(Collected data)

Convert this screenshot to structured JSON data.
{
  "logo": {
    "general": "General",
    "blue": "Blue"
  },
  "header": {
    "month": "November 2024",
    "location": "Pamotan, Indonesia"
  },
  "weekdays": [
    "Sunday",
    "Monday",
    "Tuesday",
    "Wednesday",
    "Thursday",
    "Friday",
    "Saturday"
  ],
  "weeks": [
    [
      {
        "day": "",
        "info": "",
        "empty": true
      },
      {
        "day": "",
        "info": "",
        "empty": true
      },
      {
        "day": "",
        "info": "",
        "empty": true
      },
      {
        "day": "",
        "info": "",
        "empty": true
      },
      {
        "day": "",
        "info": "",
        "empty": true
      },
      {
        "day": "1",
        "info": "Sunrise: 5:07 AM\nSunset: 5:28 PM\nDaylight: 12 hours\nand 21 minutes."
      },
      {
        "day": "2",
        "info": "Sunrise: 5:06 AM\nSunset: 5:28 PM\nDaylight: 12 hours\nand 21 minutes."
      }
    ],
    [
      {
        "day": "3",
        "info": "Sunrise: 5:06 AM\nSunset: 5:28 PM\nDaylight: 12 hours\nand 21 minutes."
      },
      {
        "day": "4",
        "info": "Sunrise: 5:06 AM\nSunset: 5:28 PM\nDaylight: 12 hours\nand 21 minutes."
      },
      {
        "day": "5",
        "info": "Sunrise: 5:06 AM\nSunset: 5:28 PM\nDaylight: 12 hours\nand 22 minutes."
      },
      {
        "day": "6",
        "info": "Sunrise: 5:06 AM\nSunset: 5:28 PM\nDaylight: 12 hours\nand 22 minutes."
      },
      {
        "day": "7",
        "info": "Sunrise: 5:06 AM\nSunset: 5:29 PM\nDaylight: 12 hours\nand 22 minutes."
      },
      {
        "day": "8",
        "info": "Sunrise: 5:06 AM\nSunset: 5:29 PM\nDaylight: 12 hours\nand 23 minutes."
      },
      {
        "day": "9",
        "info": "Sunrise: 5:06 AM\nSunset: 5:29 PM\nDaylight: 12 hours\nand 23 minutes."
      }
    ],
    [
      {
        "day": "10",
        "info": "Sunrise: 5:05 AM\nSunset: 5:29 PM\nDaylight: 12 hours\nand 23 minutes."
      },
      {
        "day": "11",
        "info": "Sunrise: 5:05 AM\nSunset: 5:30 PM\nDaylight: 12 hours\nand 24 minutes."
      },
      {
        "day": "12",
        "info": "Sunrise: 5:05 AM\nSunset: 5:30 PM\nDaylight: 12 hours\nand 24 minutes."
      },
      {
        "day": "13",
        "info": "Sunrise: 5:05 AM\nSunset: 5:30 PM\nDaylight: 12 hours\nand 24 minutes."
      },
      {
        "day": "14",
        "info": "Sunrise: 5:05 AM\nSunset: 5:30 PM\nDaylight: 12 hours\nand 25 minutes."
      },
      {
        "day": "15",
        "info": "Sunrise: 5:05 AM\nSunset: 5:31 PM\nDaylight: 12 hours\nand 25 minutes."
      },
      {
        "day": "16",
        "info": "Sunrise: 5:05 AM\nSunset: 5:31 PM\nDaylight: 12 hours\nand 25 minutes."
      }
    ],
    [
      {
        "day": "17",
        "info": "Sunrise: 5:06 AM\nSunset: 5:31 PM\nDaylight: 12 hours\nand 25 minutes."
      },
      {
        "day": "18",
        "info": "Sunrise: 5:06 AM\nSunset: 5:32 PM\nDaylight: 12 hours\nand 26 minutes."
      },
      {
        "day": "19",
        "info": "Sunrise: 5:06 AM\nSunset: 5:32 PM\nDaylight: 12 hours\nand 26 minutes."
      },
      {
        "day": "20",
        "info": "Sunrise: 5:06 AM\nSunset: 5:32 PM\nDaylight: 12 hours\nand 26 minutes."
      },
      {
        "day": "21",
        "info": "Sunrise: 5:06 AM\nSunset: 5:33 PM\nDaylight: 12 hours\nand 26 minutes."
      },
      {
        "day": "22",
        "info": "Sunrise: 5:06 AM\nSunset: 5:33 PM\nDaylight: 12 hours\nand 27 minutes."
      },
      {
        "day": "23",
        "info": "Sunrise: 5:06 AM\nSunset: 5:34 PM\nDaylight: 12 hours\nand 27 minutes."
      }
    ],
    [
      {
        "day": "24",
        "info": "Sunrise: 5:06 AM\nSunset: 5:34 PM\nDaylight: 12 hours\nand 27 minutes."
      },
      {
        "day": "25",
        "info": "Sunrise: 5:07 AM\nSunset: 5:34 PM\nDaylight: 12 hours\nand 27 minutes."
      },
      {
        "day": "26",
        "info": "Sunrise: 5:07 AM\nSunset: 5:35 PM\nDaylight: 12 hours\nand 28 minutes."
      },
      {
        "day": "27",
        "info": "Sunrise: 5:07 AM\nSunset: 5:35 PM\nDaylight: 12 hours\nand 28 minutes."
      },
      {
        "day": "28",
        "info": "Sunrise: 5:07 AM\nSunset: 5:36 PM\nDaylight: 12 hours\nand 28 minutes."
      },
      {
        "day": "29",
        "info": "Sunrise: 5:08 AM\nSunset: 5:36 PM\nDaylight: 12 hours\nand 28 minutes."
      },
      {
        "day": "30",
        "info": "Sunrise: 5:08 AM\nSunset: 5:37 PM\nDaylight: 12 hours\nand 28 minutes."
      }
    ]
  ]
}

→ WRITTEN PROBLEM
Give the data again, exactly as it stands.

→ CORRECT RESPONSE
Convert this screenshot to structured JSON data.
{
  "logo": {
    "general": "General",
    "blue": "Blue"
  },
  "header": {
    "month": "November 2024",
    "location": "Pamotan, Indonesia"
  },
  "weekdays": [
    "Sunday",
    "Monday",
    "Tuesday",
    "Wednesday",
    "Thursday",
    "Friday",
    "Saturday"
  ],
  "weeks": [
    [
      {
        "day": "",
        "info": "",
        "empty": true
      },
      {
        "day": "",
        "info": "",
        "empty": true
      },
      {
        "day": "",
        "info": "",
        "empty": true
      },
      {
        "day": "",
        "info": "",
        "empty": true
      },
      {
        "day": "",
        "info": "",
        "empty": true
      },
      {
        "day": "1",
        "info": "Sunrise: 5:07 AM\nSunset: 5:28 PM\nDaylight: 12 hours\nand 21 minutes."
      },
      {
        "day": "2",
        "info": "Sunrise: 5:06 AM\nSunset: 5:28 PM\nDaylight: 12 hours\nand 21 minutes."
      }
    ],
    [
      {
        "day": "3",
        "info": "Sunrise: 5:06 AM\nSunset: 5:28 PM\nDaylight: 12 hours\nand 21 minutes."
      },
      {
        "day": "4",
        "info": "Sunrise: 5:06 AM\nSunset: 5:28 PM\nDaylight: 12 hours\nand 21 minutes."
      },
      {
        "day": "5",
        "info": "Sunrise: 5:06 AM\nSunset: 5:28 PM\nDaylight: 12 hours\nand 22 minutes."
      },
      {
        "day": "6",
        "info": "Sunrise: 5:06 AM\nSunset: 5:28 PM\nDaylight: 12 hours\nand 22 minutes."
      },
      {
        "day": "7",
        "info": "Sunrise: 5:06 AM\nSunset: 5:29 PM\nDaylight: 12 hours\nand 22 minutes."
      },
      {
        "day": "8",
        "info": "Sunrise: 5:06 AM\nSunset: 5:29 PM\nDaylight: 12 hours\nand 23 minutes."
      },
      {
        "day": "9",
        "info": "Sunrise: 5:06 AM\nSunset: 5:29 PM\nDaylight: 12 hours\nand 23 minutes."
      }
    ],
    [
      {
        "day": "10",
        "info": "Sunrise: 5:05 AM\nSunset: 5:29 PM\nDaylight: 12 hours\nand 23 minutes."
      },
      {
        "day": "11",
        "info": "Sunrise: 5:05 AM\nSunset: 5:30 PM\nDaylight: 12 hours\nand 24 minutes."
      },
      {
        "day": "12",
        "info": "Sunrise: 5:05 AM\nSunset: 5:30 PM\nDaylight: 12 hours\nand 24 minutes."
      },
      {
        "day": "13",
        "info": "Sunrise: 5:05 AM\nSunset: 5:30 PM\nDaylight: 12 hours\nand 24 minutes."
      },
      {
        "day": "14",
        "info": "Sunrise: 5:05 AM\nSunset: 5:30 PM\nDaylight: 12 hours\nand 25 minutes."
      },
      {
        "day": "15",
        "info": "Sunrise: 5:05 AM\nSunset: 5:31 PM\nDaylight: 12 hours\nand 25 minutes."
      },
      {
        "day": "16",
        "info": "Sunrise: 5:05 AM\nSunset: 5:31 PM\nDaylight: 12 hours\nand 25 minutes."
      }
    ],
    [
      {
        "day": "17",
        "info": "Sunrise: 5:06 AM\nSunset: 5:31 PM\nDaylight: 12 hours\nand 25 minutes."
      },
      {
        "day": "18",
        "info": "Sunrise: 5:06 AM\nSunset: 5:32 PM\nDaylight: 12 hours\nand 26 minutes."
      },
      {
        "day": "19",
        "info": "Sunrise: 5:06 AM\nSunset: 5:32 PM\nDaylight: 12 hours\nand 26 minutes."
      },
      {
        "day": "20",
        "info": "Sunrise: 5:06 AM\nSunset: 5:32 PM\nDaylight: 12 hours\nand 26 minutes."
      },
      {
        "day": "21",
        "info": "Sunrise: 5:06 AM\nSunset: 5:33 PM\nDaylight: 12 hours\nand 26 minutes."
      },
      {
        "day": "22",
        "info": "Sunrise: 5:06 AM\nSunset: 5:33 PM\nDaylight: 12 hours\nand 27 minutes."
      },
      {
        "day": "23",
        "info": "Sunrise: 5:06 AM\nSunset: 5:34 PM\nDaylight: 12 hours\nand 27 minutes."
      }
    ],
    [
      {
        "day": "24",
        "info": "Sunrise: 5:06 AM\nSunset: 5:34 PM\nDaylight: 12 hours\nand 27 minutes."
      },
      {
        "day": "25",
        "info": "Sunrise: 5:07 AM\nSunset: 5:34 PM\nDaylight: 12 hours\nand 27 minutes."
      },
      {
        "day": "26",
        "info": "Sunrise: 5:07 AM\nSunset: 5:35 PM\nDaylight: 12 hours\nand 28 minutes."
      },
      {
        "day": "27",
        "info": "Sunrise: 5:07 AM\nSunset: 5:35 PM\nDaylight: 12 hours\nand 28 minutes."
      },
      {
        "day": "28",
        "info": "Sunrise: 5:07 AM\nSunset: 5:36 PM\nDaylight: 12 hours\nand 28 minutes."
      },
      {
        "day": "29",
        "info": "Sunrise: 5:08 AM\nSunset: 5:36 PM\nDaylight: 12 hours\nand 28 minutes."
      },
      {
        "day": "30",
        "info": "Sunrise: 5:08 AM\nSunset: 5:37 PM\nDaylight: 12 hours\nand 28 minutes."
      }
    ]
  ]
}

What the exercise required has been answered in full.